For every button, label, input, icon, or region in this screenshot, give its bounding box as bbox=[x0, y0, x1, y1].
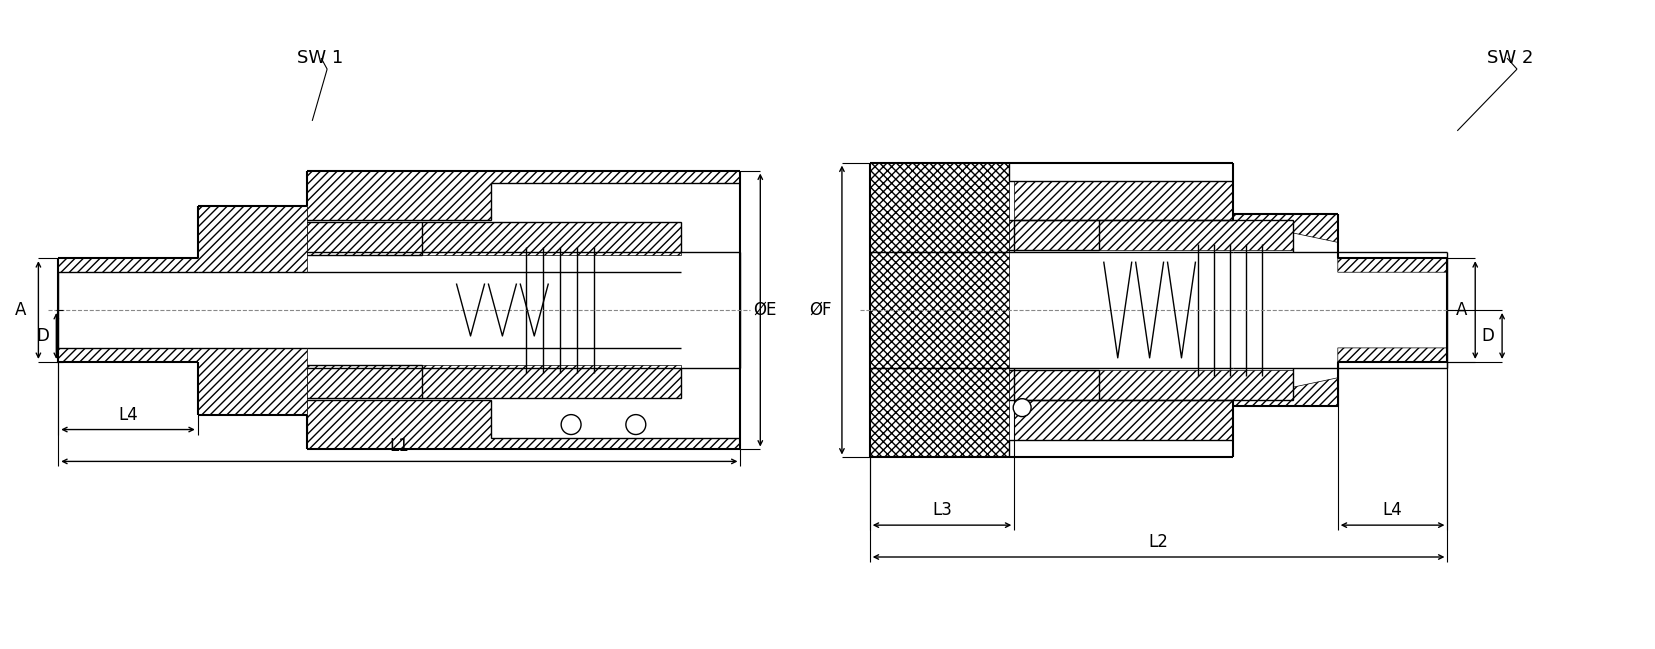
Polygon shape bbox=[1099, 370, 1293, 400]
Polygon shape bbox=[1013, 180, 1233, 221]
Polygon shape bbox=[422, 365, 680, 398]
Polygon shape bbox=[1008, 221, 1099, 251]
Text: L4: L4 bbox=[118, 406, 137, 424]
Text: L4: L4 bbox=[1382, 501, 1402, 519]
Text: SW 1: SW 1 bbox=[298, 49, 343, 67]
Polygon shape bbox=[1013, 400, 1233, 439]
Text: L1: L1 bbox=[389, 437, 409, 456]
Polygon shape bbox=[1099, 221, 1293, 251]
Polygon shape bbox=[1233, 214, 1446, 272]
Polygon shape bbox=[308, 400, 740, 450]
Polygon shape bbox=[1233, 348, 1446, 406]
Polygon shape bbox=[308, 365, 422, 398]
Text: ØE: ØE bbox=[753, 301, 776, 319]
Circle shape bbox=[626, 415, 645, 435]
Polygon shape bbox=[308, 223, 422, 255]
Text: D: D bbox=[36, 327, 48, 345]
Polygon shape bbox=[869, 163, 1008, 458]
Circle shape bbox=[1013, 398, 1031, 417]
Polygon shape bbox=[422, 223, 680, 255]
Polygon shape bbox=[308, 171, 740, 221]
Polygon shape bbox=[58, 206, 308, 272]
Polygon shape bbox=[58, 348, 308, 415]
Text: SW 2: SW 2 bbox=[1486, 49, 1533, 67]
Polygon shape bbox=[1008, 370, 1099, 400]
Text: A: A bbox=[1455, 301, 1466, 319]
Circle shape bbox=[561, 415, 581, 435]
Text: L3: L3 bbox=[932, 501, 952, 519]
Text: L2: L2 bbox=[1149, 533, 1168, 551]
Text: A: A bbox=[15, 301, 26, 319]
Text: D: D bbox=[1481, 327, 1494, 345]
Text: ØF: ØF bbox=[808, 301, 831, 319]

WRITTEN TASK: State how many lines of the entries contain the string "Circle", giving only the number.

CORRECT OUTPUT: 3